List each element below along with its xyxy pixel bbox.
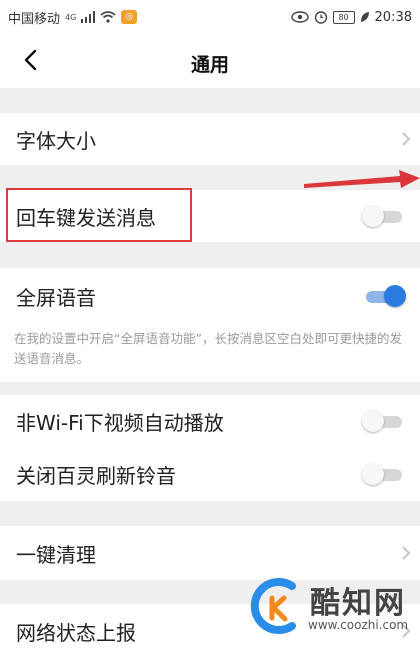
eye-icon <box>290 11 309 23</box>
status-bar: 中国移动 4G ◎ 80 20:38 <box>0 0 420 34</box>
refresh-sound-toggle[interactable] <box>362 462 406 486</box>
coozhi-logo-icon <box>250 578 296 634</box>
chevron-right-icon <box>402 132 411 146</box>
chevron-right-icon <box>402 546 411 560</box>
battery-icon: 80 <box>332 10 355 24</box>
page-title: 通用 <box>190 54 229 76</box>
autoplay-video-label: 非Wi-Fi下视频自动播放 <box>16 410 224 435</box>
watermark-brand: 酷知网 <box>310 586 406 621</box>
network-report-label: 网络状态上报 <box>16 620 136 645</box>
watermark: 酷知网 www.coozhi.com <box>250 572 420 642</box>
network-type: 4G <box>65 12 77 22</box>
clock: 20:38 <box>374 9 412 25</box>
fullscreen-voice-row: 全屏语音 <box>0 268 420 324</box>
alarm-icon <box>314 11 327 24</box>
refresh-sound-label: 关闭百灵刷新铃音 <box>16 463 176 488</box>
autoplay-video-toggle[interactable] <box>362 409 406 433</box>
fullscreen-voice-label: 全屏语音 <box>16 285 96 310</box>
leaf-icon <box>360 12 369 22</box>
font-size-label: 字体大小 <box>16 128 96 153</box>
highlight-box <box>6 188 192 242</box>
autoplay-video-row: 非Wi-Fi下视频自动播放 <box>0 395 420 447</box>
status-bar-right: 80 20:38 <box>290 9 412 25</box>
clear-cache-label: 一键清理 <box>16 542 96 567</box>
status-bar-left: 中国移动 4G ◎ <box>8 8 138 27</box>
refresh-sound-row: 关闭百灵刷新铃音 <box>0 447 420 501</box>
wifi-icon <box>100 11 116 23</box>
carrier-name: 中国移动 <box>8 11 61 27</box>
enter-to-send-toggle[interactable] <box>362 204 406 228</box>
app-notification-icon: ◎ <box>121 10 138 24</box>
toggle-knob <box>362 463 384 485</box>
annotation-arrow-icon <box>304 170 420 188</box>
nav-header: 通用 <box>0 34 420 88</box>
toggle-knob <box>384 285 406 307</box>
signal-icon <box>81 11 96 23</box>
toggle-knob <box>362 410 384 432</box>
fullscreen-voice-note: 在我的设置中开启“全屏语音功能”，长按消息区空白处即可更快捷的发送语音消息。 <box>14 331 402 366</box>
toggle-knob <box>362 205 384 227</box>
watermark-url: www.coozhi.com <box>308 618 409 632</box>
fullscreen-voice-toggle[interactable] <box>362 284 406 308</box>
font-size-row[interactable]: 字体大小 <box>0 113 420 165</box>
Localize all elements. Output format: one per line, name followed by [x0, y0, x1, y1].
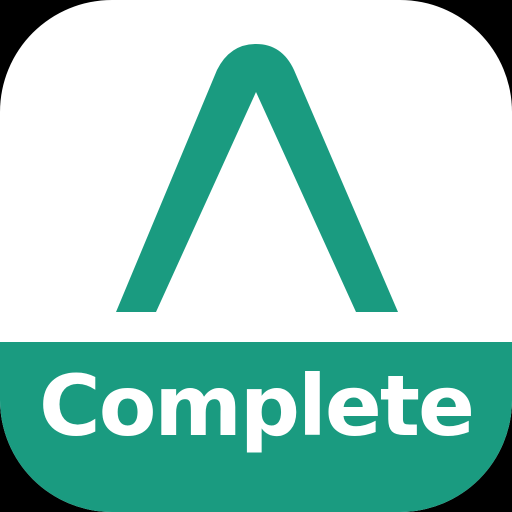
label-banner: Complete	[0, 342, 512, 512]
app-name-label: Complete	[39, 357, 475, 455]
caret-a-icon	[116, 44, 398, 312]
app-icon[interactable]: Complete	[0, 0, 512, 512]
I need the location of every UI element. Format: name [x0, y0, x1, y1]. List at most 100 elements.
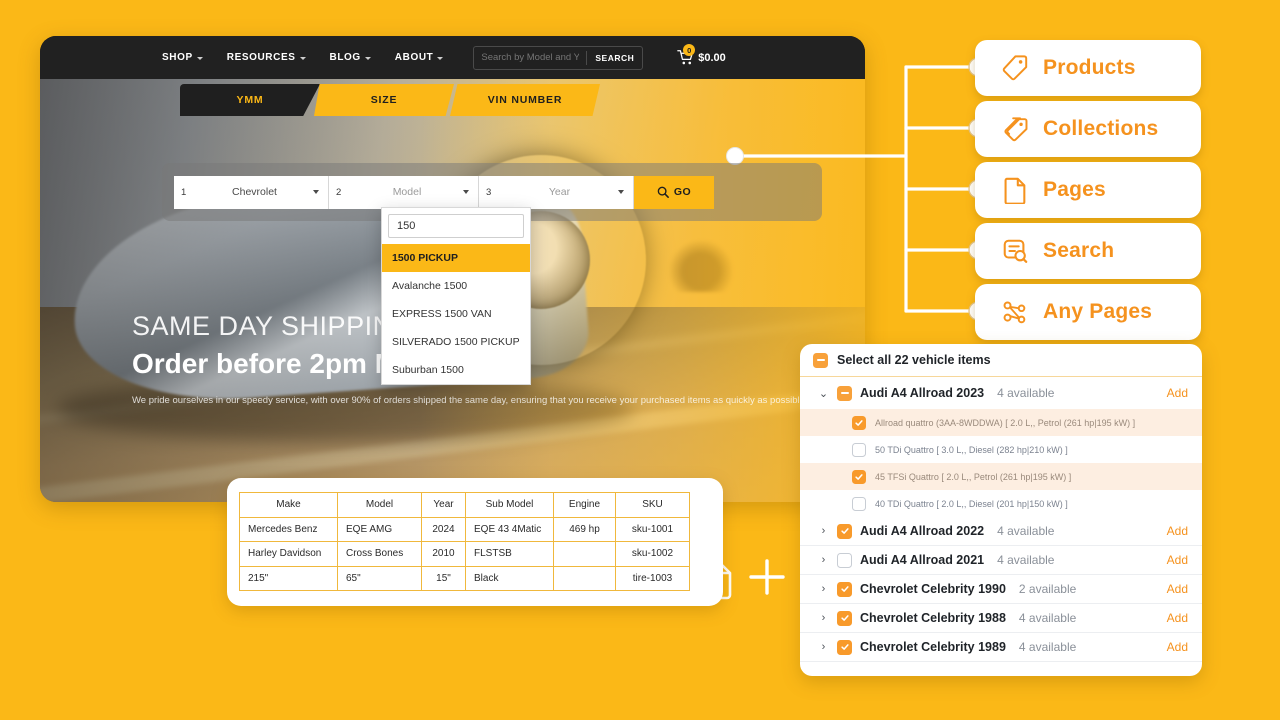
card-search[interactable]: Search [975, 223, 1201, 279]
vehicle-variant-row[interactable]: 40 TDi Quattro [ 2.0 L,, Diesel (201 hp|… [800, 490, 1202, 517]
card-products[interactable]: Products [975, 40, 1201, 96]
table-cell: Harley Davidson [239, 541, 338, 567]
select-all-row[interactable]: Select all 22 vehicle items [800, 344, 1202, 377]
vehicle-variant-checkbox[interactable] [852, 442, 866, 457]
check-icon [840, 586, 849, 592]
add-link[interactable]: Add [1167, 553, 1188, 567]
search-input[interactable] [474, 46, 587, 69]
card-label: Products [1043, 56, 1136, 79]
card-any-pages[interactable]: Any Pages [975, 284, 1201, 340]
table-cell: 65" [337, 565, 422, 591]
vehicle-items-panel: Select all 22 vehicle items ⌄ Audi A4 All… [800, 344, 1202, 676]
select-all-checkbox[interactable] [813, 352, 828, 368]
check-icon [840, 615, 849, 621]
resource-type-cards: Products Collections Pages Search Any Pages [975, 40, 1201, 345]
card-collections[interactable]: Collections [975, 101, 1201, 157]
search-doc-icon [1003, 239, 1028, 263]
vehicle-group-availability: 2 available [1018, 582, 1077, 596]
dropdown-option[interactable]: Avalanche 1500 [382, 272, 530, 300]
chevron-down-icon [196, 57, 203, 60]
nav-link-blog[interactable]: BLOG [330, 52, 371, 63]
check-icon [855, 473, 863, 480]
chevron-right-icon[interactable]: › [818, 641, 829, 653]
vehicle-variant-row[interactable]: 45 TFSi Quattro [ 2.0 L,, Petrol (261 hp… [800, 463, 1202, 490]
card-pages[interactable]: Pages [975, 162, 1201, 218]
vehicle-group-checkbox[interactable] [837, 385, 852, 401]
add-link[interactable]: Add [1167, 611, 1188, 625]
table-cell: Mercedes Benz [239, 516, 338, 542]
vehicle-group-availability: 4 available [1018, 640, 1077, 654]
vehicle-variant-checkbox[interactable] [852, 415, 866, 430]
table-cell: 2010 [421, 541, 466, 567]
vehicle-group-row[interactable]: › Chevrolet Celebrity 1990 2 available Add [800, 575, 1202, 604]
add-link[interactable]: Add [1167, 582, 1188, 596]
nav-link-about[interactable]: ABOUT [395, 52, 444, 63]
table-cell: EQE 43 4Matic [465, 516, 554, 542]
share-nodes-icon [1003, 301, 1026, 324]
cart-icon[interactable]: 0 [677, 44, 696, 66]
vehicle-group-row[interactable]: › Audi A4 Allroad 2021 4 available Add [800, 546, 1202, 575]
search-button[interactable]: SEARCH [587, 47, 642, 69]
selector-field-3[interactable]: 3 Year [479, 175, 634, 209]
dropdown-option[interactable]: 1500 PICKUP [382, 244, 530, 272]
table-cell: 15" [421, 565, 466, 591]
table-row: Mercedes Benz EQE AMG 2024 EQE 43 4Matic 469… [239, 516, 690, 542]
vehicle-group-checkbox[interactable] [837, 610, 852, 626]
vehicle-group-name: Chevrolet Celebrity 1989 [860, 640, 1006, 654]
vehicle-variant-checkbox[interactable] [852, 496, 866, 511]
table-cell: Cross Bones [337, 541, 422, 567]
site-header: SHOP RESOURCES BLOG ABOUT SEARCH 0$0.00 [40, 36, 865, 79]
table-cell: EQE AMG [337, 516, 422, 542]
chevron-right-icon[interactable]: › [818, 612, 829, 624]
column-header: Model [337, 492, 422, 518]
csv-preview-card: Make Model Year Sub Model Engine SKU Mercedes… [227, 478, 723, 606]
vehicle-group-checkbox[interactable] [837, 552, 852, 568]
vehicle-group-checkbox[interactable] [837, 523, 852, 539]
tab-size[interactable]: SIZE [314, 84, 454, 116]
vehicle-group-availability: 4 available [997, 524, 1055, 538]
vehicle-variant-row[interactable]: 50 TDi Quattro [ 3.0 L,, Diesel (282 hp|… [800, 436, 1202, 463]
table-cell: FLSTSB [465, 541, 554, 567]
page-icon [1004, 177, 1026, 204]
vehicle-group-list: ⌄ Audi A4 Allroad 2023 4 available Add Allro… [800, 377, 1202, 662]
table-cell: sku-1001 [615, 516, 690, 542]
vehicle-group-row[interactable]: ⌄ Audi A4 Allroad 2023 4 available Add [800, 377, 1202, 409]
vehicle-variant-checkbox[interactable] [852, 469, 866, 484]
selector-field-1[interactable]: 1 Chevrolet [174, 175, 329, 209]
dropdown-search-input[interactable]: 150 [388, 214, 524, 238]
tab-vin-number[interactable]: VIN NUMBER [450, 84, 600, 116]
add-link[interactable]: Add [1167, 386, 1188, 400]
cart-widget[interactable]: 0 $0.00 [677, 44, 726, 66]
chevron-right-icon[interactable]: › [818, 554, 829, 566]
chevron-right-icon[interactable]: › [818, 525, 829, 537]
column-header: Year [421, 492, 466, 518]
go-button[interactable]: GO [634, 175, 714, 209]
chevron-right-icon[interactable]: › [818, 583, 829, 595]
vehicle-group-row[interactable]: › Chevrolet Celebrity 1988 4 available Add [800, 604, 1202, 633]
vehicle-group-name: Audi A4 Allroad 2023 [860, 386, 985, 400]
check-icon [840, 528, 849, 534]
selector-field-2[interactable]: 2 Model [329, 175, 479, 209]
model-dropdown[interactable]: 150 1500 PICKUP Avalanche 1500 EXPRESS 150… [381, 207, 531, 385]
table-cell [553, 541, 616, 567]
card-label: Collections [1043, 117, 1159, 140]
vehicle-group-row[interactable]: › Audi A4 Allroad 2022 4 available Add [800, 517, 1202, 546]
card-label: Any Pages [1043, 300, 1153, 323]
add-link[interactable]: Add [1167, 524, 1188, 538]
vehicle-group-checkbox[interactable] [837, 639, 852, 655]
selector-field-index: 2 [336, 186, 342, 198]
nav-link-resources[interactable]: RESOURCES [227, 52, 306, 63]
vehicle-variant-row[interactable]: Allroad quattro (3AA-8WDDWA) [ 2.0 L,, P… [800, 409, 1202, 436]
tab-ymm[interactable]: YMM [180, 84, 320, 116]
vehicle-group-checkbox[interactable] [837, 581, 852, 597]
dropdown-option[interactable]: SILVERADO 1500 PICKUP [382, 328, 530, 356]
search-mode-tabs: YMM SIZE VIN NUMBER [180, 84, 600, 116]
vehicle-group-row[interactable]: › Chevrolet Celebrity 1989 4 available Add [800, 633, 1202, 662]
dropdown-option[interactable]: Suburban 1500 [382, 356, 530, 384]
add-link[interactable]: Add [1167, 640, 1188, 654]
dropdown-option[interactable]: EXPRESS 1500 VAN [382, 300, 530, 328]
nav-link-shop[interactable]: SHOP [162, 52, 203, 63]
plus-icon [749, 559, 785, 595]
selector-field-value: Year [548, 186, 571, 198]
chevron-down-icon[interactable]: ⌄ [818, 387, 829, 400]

-*-

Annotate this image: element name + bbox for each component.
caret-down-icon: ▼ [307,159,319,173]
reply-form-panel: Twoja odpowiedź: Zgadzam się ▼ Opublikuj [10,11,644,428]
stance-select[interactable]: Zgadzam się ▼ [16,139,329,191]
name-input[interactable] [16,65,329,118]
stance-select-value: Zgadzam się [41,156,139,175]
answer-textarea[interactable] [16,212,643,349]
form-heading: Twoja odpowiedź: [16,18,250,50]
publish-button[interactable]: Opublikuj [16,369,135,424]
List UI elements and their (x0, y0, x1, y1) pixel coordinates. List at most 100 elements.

-*-

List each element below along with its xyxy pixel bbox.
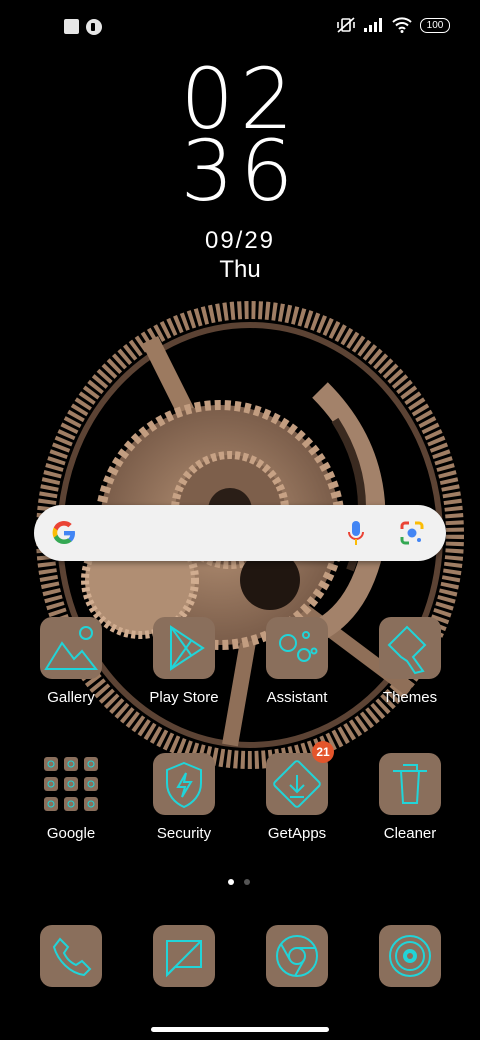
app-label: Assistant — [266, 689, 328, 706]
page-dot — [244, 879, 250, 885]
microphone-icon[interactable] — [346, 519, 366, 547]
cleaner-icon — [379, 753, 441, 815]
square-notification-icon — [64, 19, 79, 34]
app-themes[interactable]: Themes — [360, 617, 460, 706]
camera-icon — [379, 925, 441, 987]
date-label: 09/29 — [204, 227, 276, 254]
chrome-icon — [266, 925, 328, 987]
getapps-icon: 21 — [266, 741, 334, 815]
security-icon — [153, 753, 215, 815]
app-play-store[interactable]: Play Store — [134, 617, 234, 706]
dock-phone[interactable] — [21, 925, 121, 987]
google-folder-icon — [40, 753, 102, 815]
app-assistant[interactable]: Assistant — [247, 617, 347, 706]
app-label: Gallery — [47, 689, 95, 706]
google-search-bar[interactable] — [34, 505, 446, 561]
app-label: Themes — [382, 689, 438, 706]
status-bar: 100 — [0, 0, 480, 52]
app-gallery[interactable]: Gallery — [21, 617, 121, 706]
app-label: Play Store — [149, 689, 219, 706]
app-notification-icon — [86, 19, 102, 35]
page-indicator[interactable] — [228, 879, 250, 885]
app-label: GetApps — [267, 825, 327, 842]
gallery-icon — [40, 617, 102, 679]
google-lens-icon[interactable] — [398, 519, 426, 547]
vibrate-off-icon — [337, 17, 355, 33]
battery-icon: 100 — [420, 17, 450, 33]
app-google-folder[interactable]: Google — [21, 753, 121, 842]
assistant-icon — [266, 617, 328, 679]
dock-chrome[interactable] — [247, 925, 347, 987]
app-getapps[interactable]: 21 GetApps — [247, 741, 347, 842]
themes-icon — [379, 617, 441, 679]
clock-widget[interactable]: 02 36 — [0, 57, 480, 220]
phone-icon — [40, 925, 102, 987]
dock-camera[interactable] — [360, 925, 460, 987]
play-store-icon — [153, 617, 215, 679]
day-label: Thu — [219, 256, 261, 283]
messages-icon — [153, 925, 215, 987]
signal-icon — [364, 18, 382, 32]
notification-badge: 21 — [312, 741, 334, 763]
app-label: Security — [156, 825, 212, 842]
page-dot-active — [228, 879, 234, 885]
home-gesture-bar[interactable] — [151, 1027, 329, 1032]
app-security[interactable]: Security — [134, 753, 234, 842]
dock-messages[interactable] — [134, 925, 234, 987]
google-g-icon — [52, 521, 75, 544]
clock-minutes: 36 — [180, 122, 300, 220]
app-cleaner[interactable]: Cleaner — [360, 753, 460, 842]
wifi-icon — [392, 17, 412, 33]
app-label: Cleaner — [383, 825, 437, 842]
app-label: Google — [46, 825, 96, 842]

-*-

WHAT TO PRODUCE
Copy the rows from the line with "I need the location" to the line with "table-cell: Harley Davidson", keeping both of those lines, and leave the pictures out of your answer.

RESPONSE
I need the location of every UI element. Format: name [x0, y0, x1, y1]. List at most 100 elements.
card-search[interactable]: Search [975, 223, 1201, 279]
vehicle-variant-row[interactable]: 40 TDi Quattro [ 2.0 L,, Diesel (201 hp|… [800, 490, 1202, 517]
card-products[interactable]: Products [975, 40, 1201, 96]
table-cell: Harley Davidson [239, 541, 338, 567]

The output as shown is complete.